> [Task details]
Examine the records and identify each line that includes the string "JSON". Copy those lines.

> [Dataset content]

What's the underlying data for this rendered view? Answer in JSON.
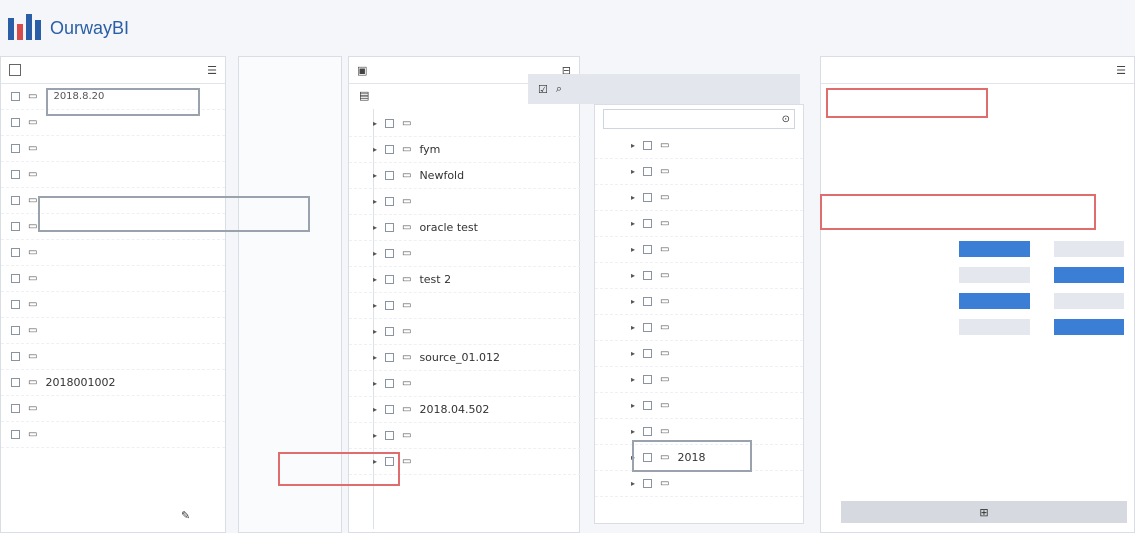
{
  "brand": {
    "name": "OurwayBI"
  },
  "icons": {
    "menu": "menu-icon",
    "search": "search-icon",
    "folder": "folder-icon",
    "checkbox": "checkbox-icon",
    "list": "list-icon",
    "grid": "grid-icon"
  },
  "left_panel": {
    "header": "",
    "rows": [
      {
        "label": "",
        "value": "2018.8.20"
      },
      {
        "label": "",
        "value": ""
      },
      {
        "label": "",
        "value": ""
      },
      {
        "label": "",
        "value": ""
      },
      {
        "label": "",
        "value": ""
      },
      {
        "label": "",
        "value": ""
      },
      {
        "label": "",
        "value": ""
      },
      {
        "label": "",
        "value": ""
      },
      {
        "label": "",
        "value": ""
      }
    ],
    "bottom_rows": [
      "",
      "",
      "2018001002",
      "",
      ""
    ]
  },
  "middle_panel": {
    "items": [
      {
        "label": "",
        "child": ""
      },
      {
        "label": "",
        "child": "fym"
      },
      {
        "label": "",
        "child": "Newfold"
      },
      {
        "label": "",
        "child": ""
      },
      {
        "label": "",
        "child": "oracle test"
      },
      {
        "label": "",
        "child": ""
      },
      {
        "label": "",
        "child": "test 2"
      },
      {
        "label": "",
        "child": ""
      },
      {
        "label": "",
        "child": ""
      },
      {
        "label": "",
        "child": "source_01.012"
      },
      {
        "label": "",
        "child": ""
      },
      {
        "label": "",
        "child": "2018.04.502"
      },
      {
        "label": "",
        "child": ""
      },
      {
        "label": "",
        "child": ""
      }
    ]
  },
  "right_list_panel": {
    "title": "",
    "search_placeholder": "",
    "items": [
      "",
      "",
      "",
      "",
      "",
      "",
      "",
      "",
      "",
      "",
      "",
      "",
      "2018",
      ""
    ]
  },
  "props_panel": {
    "rows": [
      {
        "label": "",
        "value": ""
      },
      {
        "label": "",
        "value": ""
      },
      {
        "label": "",
        "value": ""
      },
      {
        "label": "",
        "value": ""
      },
      {
        "label": "",
        "value": ""
      }
    ],
    "toggles": [
      {
        "label": "",
        "a": "",
        "b": ""
      },
      {
        "label": "",
        "a": "",
        "b": ""
      },
      {
        "label": "",
        "a": "",
        "b": ""
      },
      {
        "label": "",
        "a": "",
        "b": ""
      }
    ],
    "footer_a": "",
    "footer_b": "",
    "bottom_button": ""
  }
}
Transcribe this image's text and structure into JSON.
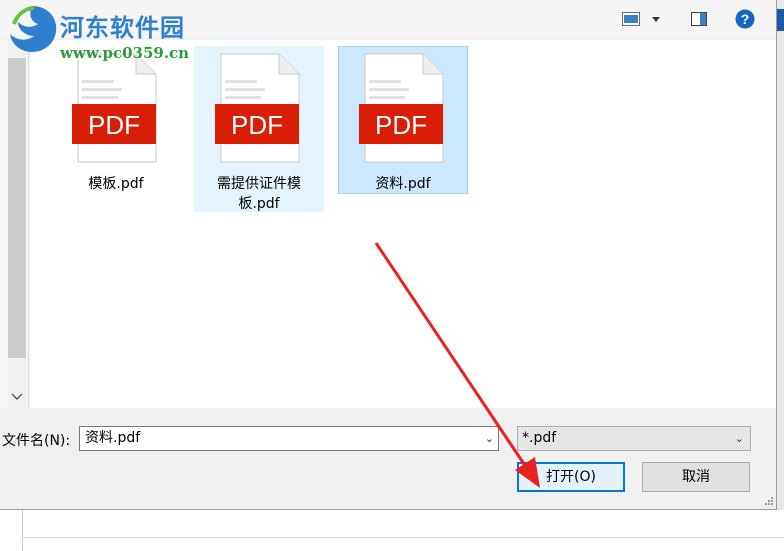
{
  "toolbar": {
    "view_icon": "view-icon",
    "preview_icon": "preview-pane-icon",
    "help_icon": "help-icon",
    "help_glyph": "?"
  },
  "watermark": {
    "title": "河东软件园",
    "url": "www.pc0359.cn"
  },
  "files": [
    {
      "name": "模板.pdf",
      "state": "normal",
      "badge": "PDF"
    },
    {
      "name": "需提供证件模板.pdf",
      "state": "hover",
      "badge": "PDF"
    },
    {
      "name": "资料.pdf",
      "state": "selected",
      "badge": "PDF"
    }
  ],
  "filename": {
    "label": "文件名(N):",
    "value": "资料.pdf"
  },
  "filter": {
    "value": "*.pdf"
  },
  "buttons": {
    "open": "打开(O)",
    "cancel": "取消"
  },
  "colors": {
    "pdf_red": "#d81e06",
    "accent": "#0078d7",
    "arrow": "#e8231e"
  }
}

> [Task answer]
What's the underlying data for this rendered view? Answer in JSON.
Transcribe this image's text and structure into JSON.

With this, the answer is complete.